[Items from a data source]
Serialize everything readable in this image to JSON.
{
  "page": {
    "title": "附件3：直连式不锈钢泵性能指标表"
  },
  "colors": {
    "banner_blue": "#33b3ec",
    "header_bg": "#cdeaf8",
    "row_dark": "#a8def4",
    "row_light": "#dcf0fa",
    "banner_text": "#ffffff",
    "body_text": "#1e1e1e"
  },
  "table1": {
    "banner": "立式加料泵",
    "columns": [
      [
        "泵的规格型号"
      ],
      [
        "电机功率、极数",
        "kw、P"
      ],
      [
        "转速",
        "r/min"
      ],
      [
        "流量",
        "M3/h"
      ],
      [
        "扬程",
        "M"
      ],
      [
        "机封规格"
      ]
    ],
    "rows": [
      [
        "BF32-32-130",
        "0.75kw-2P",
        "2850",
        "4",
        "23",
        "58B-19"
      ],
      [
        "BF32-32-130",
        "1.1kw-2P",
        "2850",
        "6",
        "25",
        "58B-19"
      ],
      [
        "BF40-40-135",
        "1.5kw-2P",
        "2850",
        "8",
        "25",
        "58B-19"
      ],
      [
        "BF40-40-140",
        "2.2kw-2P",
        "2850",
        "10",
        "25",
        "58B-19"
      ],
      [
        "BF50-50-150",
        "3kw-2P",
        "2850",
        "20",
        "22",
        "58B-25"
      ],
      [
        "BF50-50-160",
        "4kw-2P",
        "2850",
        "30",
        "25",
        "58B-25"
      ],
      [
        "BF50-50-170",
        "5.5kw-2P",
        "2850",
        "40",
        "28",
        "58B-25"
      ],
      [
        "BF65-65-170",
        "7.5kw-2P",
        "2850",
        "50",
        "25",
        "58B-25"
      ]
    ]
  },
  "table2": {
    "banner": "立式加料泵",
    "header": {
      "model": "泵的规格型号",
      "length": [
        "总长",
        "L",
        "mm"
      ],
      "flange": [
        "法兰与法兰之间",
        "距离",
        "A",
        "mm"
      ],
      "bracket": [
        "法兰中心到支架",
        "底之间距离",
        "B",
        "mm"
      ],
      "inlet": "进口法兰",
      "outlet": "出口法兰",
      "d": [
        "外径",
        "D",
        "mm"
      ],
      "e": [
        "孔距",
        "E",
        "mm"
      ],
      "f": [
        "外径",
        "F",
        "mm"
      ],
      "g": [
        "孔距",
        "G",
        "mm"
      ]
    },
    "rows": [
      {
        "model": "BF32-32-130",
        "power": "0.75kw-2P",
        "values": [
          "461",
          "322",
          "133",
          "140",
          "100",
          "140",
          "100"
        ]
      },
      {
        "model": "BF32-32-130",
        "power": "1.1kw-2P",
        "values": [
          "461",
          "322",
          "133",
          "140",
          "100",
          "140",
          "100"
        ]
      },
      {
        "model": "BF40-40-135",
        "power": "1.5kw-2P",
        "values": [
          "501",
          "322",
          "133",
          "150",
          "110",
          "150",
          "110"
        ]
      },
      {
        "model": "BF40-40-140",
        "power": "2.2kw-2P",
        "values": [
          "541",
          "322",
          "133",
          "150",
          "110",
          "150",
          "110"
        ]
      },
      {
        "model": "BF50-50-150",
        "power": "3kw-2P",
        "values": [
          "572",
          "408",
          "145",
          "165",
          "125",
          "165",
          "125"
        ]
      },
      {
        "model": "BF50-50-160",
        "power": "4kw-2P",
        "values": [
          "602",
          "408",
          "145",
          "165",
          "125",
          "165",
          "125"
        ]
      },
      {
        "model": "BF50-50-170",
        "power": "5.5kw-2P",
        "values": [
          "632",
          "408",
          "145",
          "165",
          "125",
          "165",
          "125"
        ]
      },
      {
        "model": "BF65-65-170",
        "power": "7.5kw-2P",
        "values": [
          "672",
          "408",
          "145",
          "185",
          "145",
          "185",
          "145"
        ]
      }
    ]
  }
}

What is required: Copy every line of the listing that includes the string "model".

Solution for this exercise:
      "model": "泵的规格型号",
        "model": "BF32-32-130",
        "model": "BF32-32-130",
        "model": "BF40-40-135",
        "model": "BF40-40-140",
        "model": "BF50-50-150",
        "model": "BF50-50-160",
        "model": "BF50-50-170",
        "model": "BF65-65-170",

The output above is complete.